BEGIN Supplied data
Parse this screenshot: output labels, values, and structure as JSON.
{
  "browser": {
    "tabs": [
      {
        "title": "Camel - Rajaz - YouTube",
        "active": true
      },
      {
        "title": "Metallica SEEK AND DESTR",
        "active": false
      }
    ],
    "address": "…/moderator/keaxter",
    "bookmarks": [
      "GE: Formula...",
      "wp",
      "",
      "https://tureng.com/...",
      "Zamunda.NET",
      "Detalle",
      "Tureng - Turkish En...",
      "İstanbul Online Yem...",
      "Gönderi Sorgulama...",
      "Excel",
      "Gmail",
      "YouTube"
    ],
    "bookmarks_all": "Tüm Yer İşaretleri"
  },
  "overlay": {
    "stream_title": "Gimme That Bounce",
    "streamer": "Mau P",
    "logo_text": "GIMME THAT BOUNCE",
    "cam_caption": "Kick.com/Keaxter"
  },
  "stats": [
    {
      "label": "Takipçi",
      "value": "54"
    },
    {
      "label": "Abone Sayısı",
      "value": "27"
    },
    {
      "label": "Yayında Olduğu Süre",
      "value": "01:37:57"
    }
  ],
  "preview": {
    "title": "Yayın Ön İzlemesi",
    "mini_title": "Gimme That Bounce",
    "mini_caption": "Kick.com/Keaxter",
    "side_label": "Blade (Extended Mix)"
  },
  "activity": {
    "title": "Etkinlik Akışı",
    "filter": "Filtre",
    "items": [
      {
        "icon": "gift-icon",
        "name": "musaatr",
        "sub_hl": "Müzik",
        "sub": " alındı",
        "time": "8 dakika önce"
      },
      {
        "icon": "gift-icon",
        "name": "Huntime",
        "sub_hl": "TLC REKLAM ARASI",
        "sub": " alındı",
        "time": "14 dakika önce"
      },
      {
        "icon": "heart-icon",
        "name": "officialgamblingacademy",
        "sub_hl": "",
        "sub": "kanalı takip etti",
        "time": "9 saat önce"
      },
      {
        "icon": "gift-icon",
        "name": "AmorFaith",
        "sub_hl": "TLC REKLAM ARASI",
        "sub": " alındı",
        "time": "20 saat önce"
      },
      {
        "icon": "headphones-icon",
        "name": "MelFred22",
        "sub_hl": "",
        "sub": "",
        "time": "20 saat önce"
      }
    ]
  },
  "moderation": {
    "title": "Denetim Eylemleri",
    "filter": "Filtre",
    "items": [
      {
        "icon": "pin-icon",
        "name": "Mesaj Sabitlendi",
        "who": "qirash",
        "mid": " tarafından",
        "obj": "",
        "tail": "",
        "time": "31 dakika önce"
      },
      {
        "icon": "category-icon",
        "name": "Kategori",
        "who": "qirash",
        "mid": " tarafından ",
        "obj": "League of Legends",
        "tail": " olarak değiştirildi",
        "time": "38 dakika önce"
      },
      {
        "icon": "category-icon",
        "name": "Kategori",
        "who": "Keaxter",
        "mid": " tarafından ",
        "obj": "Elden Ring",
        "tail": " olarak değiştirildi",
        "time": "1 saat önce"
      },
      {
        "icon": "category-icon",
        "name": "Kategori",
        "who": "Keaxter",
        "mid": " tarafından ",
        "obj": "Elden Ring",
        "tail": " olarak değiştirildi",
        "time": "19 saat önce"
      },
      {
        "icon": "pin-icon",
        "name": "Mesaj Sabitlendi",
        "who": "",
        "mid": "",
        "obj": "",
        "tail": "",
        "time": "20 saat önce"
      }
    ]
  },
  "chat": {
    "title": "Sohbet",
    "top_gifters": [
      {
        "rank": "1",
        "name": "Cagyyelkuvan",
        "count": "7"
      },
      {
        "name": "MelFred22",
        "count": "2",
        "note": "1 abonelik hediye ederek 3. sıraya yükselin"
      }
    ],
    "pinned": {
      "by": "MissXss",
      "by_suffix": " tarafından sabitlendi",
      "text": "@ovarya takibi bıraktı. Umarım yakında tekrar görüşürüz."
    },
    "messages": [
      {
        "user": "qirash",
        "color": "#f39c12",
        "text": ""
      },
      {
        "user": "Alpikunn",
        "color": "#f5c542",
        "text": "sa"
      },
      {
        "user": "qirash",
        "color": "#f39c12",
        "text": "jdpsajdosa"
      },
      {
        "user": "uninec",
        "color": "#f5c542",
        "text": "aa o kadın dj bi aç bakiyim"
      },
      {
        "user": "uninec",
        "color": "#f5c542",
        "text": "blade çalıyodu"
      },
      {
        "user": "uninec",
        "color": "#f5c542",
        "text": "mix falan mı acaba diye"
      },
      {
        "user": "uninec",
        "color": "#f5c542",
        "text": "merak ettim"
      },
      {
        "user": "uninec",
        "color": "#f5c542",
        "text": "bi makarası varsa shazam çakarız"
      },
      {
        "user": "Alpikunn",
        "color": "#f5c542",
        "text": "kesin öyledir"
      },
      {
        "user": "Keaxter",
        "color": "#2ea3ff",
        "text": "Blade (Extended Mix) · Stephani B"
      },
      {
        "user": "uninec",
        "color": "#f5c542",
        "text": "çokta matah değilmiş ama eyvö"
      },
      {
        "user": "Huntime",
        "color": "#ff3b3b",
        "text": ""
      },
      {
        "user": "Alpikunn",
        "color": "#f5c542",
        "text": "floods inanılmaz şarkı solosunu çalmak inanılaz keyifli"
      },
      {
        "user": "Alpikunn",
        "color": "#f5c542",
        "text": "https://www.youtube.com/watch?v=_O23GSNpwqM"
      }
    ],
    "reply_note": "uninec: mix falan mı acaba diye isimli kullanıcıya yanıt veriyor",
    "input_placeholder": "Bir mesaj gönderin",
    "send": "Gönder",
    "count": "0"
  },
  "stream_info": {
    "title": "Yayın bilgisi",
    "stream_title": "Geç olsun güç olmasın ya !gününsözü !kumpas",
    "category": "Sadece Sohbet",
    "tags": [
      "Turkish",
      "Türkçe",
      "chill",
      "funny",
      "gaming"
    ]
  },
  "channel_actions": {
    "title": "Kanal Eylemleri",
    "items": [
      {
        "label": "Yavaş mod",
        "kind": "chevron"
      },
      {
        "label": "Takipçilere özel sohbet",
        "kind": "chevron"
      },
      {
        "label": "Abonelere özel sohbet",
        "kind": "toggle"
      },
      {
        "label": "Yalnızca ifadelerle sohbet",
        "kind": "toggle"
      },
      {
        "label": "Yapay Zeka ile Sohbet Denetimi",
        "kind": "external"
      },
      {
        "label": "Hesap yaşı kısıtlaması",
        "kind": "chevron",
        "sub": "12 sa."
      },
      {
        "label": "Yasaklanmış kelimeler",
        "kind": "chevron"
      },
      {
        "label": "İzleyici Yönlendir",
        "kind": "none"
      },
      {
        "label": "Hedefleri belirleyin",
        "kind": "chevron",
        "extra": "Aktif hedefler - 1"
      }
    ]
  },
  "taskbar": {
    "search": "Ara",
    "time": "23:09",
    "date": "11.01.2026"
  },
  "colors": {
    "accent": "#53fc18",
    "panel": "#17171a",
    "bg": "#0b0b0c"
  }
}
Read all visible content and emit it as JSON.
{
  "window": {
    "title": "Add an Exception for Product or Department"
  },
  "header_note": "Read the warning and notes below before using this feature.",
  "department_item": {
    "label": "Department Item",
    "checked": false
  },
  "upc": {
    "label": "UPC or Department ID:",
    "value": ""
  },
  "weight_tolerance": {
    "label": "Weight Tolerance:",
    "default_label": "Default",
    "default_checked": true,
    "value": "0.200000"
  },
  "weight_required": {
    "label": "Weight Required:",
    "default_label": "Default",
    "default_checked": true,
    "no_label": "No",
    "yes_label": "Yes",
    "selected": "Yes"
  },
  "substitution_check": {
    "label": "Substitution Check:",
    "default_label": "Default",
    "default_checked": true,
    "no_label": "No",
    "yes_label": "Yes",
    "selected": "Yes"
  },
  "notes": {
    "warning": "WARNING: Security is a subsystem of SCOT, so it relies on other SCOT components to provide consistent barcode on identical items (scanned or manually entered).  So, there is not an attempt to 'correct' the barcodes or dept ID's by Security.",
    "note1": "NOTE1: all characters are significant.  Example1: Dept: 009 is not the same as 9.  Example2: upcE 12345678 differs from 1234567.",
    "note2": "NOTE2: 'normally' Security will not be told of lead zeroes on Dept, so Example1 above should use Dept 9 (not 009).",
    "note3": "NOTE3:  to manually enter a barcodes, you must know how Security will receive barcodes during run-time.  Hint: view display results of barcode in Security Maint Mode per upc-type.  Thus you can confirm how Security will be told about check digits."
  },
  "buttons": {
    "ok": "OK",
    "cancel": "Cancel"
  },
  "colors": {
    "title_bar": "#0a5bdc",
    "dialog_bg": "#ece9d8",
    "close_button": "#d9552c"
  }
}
END Supplied data
Job ::
Find the lines that include the string "özel", then copy each of them.

Finished exercise ::
        "label": "Takipçilere özel sohbet",
        "label": "Abonelere özel sohbet",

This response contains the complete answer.